- _INSTRUCTIONS FOR THE TASK_: Among the lines below, count those containing the word "Phase". Give the number only.

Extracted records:
===

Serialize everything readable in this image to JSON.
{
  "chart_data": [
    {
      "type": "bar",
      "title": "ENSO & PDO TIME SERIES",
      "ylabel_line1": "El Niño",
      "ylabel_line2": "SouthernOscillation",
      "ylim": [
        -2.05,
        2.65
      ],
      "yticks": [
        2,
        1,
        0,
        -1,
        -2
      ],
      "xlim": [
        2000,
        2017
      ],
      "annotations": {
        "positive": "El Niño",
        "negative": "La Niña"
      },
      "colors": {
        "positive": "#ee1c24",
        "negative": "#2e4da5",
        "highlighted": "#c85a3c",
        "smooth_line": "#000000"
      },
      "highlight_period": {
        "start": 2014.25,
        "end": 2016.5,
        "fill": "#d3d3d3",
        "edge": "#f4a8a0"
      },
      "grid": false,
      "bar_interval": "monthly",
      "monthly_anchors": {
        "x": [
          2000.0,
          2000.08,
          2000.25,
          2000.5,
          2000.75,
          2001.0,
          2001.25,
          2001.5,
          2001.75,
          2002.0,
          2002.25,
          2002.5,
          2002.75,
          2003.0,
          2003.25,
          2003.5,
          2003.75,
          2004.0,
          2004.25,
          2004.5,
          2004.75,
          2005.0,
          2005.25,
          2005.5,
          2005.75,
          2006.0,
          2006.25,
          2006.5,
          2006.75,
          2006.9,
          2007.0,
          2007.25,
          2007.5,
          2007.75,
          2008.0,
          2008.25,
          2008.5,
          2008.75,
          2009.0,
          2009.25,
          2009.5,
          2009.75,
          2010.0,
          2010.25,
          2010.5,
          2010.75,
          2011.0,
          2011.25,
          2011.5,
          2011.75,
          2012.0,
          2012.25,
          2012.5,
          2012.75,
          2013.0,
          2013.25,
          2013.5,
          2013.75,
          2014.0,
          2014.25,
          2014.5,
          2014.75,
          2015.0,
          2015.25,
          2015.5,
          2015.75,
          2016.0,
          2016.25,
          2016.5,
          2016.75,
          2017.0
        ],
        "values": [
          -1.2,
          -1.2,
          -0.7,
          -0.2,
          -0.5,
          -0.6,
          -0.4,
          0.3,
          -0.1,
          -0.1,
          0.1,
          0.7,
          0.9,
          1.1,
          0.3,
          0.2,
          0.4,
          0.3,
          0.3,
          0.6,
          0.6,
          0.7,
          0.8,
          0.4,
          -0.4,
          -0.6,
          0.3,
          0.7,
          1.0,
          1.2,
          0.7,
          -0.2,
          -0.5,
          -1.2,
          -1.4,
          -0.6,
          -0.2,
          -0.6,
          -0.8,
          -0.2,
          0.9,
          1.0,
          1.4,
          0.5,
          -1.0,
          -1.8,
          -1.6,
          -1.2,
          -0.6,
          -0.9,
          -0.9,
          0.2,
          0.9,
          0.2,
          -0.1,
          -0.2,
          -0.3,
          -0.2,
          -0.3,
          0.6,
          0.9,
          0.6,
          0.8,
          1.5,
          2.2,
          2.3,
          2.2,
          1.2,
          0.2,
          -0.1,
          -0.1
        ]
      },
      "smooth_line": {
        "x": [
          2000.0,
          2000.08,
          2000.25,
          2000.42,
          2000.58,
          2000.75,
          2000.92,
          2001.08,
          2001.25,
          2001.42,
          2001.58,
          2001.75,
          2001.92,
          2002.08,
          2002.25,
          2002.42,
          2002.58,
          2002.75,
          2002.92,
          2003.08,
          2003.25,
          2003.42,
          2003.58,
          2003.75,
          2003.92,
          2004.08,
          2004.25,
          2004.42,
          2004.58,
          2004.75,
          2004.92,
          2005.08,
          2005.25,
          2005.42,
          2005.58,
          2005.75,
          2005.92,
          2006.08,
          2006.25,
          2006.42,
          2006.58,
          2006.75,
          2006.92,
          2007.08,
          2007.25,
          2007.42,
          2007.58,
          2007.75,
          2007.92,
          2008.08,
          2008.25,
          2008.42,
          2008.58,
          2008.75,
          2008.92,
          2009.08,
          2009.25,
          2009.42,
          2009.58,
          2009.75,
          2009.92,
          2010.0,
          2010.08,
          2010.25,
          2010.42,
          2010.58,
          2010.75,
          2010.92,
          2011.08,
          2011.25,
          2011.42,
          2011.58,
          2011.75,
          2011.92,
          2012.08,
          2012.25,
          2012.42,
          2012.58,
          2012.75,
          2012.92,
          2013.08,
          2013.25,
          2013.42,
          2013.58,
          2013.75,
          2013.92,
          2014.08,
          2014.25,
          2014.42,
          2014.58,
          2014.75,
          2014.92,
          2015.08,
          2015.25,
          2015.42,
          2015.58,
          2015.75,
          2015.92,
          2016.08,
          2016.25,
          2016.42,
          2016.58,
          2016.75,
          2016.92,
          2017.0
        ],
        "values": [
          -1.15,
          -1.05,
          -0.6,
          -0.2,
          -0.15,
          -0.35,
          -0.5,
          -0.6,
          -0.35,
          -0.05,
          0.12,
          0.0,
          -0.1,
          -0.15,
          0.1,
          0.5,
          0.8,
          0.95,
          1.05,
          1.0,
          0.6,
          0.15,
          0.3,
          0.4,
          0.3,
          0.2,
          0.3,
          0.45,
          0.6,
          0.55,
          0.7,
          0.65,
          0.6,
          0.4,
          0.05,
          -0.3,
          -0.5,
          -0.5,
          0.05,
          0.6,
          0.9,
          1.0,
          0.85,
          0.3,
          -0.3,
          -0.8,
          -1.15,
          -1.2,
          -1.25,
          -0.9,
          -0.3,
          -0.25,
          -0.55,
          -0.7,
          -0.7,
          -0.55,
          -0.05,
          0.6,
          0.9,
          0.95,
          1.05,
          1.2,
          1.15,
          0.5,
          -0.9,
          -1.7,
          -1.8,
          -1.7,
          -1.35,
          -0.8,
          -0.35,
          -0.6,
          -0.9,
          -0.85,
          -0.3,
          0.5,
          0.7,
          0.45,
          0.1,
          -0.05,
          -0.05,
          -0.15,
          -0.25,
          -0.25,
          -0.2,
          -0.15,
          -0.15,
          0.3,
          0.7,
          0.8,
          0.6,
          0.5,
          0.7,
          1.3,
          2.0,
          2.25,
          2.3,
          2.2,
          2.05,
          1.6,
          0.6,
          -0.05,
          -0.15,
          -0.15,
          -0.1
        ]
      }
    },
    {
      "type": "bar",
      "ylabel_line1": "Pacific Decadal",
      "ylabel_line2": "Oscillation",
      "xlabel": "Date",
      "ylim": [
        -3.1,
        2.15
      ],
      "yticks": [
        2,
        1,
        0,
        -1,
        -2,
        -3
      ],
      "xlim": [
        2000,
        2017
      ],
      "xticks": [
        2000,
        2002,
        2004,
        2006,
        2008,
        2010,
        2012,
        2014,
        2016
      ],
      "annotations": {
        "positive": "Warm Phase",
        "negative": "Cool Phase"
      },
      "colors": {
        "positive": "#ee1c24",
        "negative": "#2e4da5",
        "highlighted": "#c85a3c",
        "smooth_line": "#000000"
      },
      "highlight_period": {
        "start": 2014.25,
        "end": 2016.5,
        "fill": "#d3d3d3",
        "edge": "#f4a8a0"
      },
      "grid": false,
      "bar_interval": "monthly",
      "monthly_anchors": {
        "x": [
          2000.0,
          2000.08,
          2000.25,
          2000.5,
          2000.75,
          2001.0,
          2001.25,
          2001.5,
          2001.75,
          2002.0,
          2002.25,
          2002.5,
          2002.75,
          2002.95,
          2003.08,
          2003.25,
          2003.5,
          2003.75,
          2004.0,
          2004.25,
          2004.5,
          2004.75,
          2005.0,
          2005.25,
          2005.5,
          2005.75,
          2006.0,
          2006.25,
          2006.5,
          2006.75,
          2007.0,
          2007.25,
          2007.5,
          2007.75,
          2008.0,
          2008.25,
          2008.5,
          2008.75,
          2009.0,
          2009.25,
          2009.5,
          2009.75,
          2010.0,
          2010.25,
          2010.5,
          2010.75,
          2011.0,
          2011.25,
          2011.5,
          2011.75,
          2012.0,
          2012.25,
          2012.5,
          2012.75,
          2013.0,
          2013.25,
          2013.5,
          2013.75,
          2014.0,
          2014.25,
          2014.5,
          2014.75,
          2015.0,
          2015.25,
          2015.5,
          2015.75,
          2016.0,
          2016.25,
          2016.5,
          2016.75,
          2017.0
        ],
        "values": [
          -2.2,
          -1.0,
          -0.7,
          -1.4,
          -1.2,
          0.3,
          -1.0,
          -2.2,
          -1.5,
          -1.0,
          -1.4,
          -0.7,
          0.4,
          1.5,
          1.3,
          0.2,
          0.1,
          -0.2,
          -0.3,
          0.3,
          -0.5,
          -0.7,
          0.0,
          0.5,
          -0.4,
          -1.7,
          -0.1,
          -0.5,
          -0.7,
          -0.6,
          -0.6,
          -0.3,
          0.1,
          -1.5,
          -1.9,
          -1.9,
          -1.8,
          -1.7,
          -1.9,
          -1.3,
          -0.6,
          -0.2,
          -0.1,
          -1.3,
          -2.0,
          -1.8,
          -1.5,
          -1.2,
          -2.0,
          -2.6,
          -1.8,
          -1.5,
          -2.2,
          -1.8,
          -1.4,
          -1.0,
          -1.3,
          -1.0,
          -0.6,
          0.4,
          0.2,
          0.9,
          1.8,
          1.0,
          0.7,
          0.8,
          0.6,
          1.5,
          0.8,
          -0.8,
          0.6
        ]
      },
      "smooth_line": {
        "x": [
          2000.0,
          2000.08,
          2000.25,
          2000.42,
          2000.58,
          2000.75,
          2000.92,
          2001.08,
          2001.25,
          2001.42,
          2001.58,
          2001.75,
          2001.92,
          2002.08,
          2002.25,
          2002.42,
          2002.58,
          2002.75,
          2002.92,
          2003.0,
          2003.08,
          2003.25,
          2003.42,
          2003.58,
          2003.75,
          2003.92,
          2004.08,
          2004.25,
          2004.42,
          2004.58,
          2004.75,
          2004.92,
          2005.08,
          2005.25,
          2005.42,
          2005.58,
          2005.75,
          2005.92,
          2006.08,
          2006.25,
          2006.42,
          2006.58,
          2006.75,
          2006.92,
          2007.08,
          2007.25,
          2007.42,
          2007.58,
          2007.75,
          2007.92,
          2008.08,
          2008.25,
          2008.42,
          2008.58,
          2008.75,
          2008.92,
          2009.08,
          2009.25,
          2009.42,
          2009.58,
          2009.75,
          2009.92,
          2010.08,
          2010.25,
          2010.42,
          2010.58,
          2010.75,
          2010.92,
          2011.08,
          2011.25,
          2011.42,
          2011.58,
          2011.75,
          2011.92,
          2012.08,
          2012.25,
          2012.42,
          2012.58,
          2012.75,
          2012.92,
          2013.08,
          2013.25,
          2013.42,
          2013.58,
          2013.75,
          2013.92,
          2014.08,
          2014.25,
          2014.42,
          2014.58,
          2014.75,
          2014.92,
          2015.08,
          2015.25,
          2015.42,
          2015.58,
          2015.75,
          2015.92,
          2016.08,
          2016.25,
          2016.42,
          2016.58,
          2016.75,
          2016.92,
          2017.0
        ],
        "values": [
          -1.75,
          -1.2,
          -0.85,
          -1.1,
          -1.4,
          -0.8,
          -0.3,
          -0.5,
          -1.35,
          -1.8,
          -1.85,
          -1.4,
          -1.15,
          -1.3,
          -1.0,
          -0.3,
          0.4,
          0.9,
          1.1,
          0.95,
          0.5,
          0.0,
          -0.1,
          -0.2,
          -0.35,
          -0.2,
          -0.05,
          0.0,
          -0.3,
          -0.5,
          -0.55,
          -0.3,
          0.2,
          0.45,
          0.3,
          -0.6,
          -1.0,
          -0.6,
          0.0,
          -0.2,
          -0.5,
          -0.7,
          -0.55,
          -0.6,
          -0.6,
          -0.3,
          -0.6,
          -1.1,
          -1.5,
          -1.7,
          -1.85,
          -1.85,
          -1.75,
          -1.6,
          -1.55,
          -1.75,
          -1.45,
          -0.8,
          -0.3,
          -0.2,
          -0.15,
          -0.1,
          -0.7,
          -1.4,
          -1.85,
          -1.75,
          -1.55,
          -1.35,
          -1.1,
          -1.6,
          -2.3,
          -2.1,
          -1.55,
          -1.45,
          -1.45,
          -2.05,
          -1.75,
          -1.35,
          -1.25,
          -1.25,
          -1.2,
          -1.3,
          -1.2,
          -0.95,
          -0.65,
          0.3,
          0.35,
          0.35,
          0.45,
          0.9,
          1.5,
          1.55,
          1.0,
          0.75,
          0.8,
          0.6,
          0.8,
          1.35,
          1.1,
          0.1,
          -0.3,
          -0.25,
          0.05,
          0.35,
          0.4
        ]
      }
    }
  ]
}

===

- _WORKED SOLUTION_: 2